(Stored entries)
- - -

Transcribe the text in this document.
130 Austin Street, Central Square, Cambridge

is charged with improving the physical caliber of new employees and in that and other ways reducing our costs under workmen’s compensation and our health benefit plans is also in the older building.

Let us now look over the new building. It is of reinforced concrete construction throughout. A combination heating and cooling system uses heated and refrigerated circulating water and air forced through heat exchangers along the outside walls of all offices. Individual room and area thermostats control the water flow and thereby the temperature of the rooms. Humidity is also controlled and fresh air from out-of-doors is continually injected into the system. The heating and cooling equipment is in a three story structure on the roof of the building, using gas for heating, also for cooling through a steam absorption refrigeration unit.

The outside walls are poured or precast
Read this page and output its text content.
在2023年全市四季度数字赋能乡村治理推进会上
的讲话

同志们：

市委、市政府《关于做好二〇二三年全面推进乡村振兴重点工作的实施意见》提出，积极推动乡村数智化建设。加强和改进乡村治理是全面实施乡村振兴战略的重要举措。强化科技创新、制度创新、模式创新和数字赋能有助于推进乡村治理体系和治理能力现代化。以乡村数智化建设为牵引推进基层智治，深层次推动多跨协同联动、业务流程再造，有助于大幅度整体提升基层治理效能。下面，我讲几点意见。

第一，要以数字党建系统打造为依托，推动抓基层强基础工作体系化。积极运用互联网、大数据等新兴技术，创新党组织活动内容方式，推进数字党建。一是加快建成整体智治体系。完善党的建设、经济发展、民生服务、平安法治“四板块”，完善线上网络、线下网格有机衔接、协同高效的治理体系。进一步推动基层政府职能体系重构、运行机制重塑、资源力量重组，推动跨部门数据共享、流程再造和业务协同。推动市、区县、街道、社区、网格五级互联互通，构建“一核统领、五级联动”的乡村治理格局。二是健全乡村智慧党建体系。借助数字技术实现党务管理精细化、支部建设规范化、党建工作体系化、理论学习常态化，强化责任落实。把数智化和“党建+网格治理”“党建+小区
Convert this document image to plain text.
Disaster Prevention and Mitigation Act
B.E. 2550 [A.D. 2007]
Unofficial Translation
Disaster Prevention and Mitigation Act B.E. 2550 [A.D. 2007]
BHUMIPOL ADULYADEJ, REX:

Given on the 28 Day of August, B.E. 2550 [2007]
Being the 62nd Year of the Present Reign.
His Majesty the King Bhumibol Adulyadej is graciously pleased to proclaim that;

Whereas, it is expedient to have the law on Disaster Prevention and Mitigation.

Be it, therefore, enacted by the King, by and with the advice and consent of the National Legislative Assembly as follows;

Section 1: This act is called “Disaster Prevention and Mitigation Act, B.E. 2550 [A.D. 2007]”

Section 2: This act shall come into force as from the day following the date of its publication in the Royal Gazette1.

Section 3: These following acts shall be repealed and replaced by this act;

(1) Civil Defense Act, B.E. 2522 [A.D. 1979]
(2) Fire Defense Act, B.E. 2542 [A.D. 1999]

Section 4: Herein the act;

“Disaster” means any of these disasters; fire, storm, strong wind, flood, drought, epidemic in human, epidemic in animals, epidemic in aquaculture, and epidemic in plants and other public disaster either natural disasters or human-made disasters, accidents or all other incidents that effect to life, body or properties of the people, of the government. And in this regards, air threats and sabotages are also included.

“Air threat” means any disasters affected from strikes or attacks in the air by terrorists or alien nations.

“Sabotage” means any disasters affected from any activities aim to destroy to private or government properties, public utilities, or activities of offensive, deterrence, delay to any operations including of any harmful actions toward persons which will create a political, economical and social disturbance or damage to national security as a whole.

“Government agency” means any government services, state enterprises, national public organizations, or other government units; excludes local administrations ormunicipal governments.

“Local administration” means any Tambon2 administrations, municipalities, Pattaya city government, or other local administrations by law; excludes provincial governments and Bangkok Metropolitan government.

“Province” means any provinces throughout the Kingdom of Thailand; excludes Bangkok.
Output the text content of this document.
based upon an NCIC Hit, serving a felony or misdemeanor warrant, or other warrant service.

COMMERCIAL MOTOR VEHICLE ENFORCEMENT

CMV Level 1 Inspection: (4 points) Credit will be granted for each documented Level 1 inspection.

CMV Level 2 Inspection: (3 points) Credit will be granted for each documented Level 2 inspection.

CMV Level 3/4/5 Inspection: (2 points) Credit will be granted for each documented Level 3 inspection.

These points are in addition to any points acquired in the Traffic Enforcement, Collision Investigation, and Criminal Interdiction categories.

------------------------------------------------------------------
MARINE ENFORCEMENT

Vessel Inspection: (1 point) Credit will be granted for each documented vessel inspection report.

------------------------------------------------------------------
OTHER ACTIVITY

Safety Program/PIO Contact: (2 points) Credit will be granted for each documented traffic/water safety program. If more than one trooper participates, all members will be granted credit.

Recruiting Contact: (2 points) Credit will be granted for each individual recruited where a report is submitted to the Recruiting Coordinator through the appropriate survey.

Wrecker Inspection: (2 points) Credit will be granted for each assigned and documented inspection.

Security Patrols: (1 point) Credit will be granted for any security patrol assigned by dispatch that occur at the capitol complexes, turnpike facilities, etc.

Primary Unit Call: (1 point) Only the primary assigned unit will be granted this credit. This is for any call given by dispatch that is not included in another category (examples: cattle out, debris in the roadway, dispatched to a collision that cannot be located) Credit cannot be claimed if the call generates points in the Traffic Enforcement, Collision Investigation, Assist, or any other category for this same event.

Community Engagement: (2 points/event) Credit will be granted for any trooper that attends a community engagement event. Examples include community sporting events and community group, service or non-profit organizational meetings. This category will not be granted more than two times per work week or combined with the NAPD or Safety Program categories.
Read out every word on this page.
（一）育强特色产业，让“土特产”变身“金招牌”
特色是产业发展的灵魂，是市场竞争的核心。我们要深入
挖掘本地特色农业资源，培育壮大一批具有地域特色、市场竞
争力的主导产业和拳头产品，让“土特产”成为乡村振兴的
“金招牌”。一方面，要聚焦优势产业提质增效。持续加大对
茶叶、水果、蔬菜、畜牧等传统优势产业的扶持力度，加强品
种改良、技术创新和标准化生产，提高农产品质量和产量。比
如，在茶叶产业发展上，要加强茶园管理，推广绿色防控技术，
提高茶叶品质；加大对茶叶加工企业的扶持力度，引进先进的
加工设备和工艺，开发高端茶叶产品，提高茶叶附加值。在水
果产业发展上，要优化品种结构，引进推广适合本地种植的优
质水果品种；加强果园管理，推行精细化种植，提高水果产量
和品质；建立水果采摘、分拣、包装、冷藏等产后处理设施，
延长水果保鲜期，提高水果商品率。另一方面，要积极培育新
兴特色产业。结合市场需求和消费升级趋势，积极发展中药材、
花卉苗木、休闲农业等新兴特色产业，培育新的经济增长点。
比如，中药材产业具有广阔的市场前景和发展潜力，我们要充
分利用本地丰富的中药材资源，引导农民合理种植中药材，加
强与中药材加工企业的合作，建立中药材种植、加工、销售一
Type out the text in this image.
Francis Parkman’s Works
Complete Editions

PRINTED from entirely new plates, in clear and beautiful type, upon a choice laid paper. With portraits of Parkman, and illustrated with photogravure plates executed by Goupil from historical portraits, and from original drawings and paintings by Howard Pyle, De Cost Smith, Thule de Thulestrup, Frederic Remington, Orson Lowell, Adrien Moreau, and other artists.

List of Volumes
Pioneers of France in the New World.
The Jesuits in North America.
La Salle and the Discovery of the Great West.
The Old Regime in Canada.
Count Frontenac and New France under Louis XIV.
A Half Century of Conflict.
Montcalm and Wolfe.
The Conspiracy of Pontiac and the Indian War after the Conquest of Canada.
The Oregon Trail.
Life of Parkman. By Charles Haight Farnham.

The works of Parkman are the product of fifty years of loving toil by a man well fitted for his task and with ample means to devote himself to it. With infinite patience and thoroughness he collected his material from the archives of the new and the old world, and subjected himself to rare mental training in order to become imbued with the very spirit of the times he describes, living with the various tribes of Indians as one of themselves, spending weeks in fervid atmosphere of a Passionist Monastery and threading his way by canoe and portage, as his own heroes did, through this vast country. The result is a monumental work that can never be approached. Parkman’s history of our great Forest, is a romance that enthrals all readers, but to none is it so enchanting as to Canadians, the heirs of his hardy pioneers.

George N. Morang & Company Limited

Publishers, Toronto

- - -

Set exercise
With the line containing "Type out the text in this image." as the first and the last line of the records as the final one, print exactly the lines in that span.

Answer for this exercise
Type out the text in this image.
Francis Parkman’s Works
Complete Editions

PRINTED from entirely new plates, in clear and beautiful type, upon a choice laid paper. With portraits of Parkman, and illustrated with photogravure plates executed by Goupil from historical portraits, and from original drawings and paintings by Howard Pyle, De Cost Smith, Thule de Thulestrup, Frederic Remington, Orson Lowell, Adrien Moreau, and other artists.

List of Volumes
Pioneers of France in the New World.
The Jesuits in North America.
La Salle and the Discovery of the Great West.
The Old Regime in Canada.
Count Frontenac and New France under Louis XIV.
A Half Century of Conflict.
Montcalm and Wolfe.
The Conspiracy of Pontiac and the Indian War after the Conquest of Canada.
The Oregon Trail.
Life of Parkman. By Charles Haight Farnham.

The works of Parkman are the product of fifty years of loving toil by a man well fitted for his task and with ample means to devote himself to it. With infinite patience and thoroughness he collected his material from the archives of the new and the old world, and subjected himself to rare mental training in order to become imbued with the very spirit of the times he describes, living with the various tribes of Indians as one of themselves, spending weeks in fervid atmosphere of a Passionist Monastery and threading his way by canoe and portage, as his own heroes did, through this vast country. The result is a monumental work that can never be approached. Parkman’s history of our great Forest, is a romance that enthrals all readers, but to none is it so enchanting as to Canadians, the heirs of his hardy pioneers.

George N. Morang & Company Limited

Publishers, Toronto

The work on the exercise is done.